Problem statement:
Tally the lines of the listing that contain the string "JSON". Give the number and nothing else.

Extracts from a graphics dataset
--------------------------------
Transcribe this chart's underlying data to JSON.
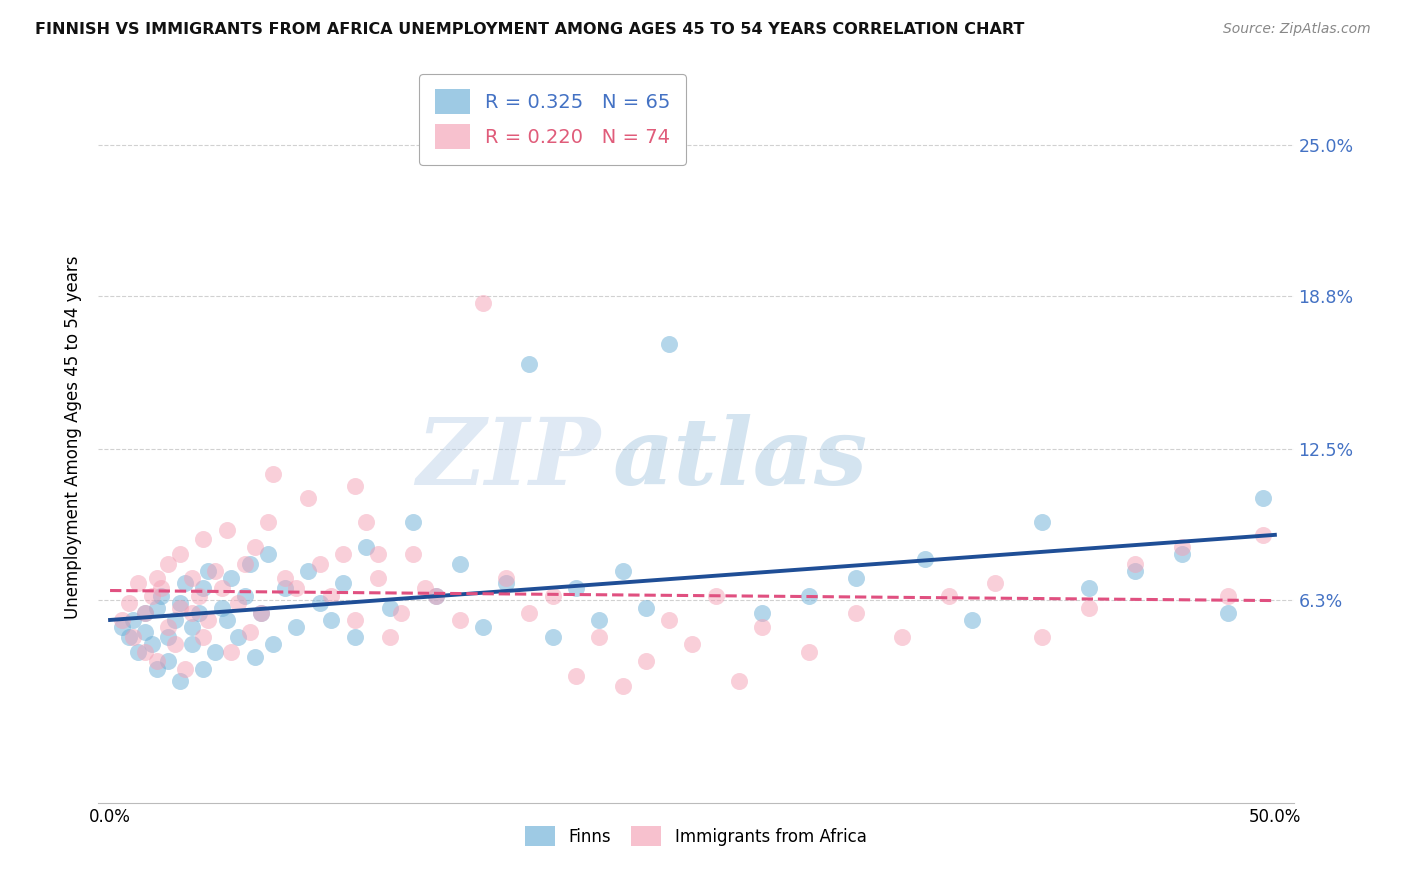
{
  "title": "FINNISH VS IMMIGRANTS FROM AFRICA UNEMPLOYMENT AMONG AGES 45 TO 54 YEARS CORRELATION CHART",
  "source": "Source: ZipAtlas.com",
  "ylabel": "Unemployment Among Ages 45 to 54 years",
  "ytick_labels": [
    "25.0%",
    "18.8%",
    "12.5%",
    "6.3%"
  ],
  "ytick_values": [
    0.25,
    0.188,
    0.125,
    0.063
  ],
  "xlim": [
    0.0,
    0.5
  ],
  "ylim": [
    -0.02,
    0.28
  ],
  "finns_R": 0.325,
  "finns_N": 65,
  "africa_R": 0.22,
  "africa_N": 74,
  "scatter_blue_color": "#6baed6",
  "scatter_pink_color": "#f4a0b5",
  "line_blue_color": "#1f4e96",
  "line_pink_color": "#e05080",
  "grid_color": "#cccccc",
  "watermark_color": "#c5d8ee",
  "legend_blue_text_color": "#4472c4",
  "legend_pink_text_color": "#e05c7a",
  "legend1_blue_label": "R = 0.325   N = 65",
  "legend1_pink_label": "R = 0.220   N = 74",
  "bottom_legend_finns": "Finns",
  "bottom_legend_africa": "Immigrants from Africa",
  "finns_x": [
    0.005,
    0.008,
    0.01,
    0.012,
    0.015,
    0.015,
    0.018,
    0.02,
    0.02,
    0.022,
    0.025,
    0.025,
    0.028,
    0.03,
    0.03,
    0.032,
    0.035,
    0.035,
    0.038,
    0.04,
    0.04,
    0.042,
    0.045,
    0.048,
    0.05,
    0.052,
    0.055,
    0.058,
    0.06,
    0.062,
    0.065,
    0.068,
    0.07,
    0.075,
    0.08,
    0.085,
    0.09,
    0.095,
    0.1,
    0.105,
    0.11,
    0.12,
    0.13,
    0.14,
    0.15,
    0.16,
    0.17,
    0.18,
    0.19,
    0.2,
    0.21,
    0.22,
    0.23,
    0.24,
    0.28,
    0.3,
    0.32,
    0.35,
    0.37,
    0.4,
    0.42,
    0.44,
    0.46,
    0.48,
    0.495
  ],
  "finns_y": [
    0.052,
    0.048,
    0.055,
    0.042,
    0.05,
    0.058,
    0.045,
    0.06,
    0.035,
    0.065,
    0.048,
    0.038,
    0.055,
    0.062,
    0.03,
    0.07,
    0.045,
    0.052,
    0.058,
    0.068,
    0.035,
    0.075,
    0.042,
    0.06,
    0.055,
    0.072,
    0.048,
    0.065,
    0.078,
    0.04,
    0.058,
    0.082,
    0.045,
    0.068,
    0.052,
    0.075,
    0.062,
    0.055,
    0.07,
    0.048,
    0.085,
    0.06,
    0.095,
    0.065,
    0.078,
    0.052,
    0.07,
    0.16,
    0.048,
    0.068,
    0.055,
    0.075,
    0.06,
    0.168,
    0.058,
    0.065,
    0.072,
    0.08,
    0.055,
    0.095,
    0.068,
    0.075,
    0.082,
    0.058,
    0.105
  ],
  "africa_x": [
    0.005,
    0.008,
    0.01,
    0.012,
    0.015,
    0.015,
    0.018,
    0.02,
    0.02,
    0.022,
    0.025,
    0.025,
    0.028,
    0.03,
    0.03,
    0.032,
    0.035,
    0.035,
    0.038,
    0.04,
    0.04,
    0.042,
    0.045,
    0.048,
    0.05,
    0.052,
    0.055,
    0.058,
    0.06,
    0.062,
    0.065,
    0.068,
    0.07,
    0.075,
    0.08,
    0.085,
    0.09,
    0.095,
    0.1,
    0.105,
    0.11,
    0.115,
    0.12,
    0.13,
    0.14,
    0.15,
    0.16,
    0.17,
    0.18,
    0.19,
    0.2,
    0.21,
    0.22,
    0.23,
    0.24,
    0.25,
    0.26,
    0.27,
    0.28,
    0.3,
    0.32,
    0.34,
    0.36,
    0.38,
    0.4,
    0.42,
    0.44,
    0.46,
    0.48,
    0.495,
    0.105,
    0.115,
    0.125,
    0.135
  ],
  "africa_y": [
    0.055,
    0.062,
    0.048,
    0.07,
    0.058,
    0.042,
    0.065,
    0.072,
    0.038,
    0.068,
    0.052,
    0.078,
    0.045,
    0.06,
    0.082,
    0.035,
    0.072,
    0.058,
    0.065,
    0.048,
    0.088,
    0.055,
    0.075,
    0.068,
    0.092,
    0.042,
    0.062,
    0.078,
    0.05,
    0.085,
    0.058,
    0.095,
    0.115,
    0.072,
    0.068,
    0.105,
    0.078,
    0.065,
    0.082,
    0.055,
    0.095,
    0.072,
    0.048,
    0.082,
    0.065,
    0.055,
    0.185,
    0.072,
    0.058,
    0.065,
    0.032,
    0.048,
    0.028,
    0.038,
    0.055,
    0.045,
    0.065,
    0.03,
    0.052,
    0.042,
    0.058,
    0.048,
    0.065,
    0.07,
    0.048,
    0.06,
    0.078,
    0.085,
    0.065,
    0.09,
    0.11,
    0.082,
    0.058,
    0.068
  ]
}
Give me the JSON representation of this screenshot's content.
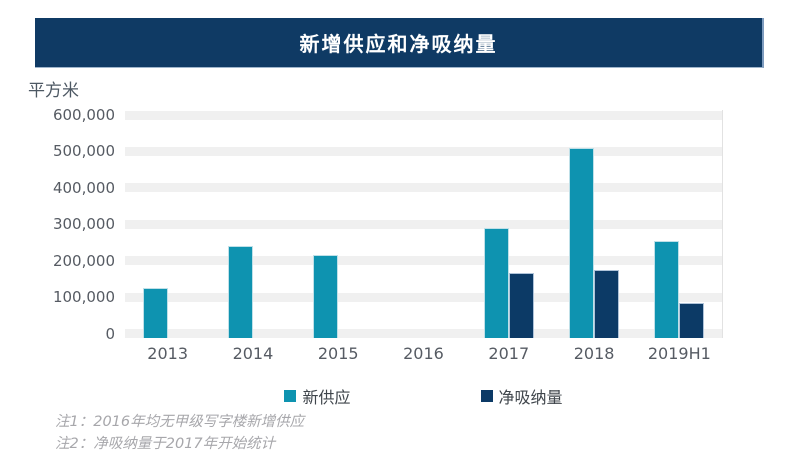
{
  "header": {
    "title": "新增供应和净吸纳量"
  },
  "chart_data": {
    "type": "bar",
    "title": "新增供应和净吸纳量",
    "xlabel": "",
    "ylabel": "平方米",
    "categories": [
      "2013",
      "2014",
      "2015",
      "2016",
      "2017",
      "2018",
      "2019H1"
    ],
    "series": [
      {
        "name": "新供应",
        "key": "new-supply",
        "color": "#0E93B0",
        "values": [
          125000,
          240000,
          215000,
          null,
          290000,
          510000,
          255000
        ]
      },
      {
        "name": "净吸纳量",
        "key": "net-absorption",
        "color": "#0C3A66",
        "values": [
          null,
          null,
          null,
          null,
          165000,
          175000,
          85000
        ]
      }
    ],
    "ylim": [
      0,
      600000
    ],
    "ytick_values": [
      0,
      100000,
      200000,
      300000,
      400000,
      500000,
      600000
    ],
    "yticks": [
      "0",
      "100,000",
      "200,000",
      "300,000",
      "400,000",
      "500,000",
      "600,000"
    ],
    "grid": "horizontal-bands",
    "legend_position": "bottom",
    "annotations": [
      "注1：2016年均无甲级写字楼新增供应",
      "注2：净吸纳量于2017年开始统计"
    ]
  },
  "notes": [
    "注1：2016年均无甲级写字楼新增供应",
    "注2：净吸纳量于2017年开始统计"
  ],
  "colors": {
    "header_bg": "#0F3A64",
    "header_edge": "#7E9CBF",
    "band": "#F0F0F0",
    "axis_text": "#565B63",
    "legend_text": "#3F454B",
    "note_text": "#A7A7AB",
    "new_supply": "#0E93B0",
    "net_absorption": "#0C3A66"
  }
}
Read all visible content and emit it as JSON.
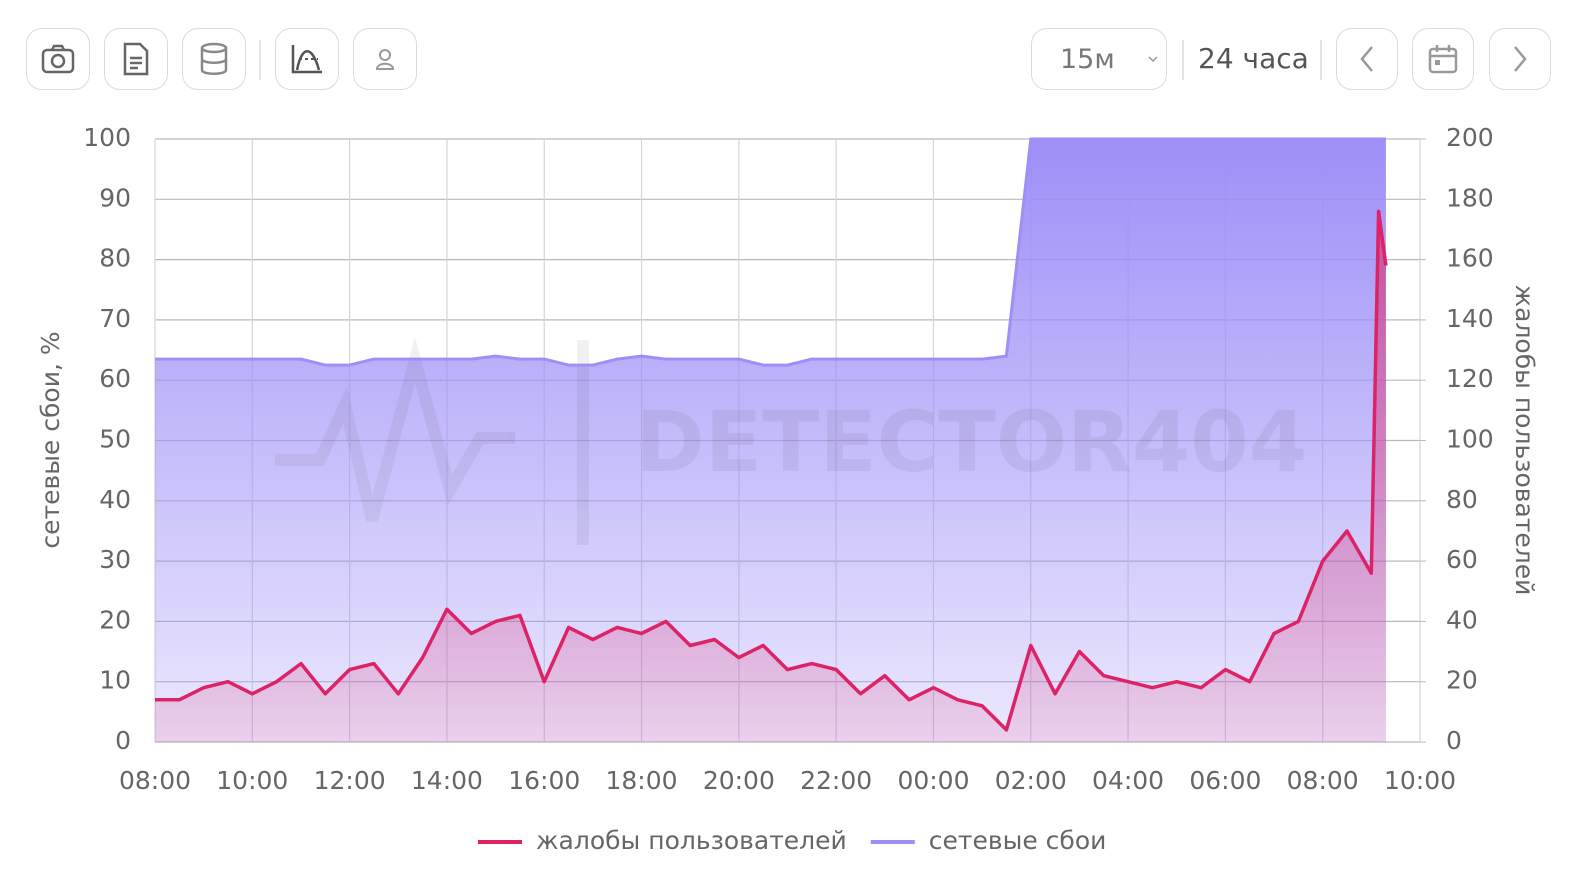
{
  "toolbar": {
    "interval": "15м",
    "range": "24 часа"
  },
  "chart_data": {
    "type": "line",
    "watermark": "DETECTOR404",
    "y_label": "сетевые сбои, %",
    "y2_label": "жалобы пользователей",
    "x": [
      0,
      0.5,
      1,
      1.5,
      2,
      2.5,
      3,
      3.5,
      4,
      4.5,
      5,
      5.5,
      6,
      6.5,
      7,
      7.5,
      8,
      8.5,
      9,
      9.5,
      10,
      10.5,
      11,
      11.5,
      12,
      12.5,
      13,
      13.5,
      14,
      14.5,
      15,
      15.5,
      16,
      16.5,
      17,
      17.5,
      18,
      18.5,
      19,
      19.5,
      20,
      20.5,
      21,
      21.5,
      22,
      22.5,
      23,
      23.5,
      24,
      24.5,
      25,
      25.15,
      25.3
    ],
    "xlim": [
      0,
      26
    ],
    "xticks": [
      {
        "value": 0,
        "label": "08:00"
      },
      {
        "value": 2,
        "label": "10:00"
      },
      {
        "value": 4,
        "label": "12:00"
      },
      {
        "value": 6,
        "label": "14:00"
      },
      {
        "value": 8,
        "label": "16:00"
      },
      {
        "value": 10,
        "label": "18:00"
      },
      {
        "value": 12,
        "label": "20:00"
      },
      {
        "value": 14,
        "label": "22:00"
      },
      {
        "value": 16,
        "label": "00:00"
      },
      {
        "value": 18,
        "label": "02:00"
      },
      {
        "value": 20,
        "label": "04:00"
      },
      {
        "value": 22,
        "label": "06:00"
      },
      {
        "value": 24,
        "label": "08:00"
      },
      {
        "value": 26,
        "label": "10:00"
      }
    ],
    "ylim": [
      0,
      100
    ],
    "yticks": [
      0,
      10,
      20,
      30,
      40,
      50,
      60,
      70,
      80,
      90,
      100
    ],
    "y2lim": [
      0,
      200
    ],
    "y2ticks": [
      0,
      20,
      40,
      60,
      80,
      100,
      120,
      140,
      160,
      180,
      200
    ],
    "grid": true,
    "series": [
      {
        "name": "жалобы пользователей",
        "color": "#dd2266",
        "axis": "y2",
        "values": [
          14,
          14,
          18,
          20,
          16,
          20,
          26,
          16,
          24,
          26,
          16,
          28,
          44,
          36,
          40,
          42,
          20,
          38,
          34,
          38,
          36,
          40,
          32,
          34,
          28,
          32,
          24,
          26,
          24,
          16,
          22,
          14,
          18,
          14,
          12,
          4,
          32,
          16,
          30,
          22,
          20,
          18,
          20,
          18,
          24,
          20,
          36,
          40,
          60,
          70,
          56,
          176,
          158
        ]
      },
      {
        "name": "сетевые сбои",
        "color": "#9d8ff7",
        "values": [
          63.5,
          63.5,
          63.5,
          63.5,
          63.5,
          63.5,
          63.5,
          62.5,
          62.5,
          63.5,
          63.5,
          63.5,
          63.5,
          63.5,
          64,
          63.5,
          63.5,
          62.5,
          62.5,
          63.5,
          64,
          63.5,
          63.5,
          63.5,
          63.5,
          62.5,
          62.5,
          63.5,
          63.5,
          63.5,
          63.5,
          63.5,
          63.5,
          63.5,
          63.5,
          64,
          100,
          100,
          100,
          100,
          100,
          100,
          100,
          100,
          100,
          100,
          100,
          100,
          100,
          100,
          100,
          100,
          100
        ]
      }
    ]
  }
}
--------------------------------
In response:
3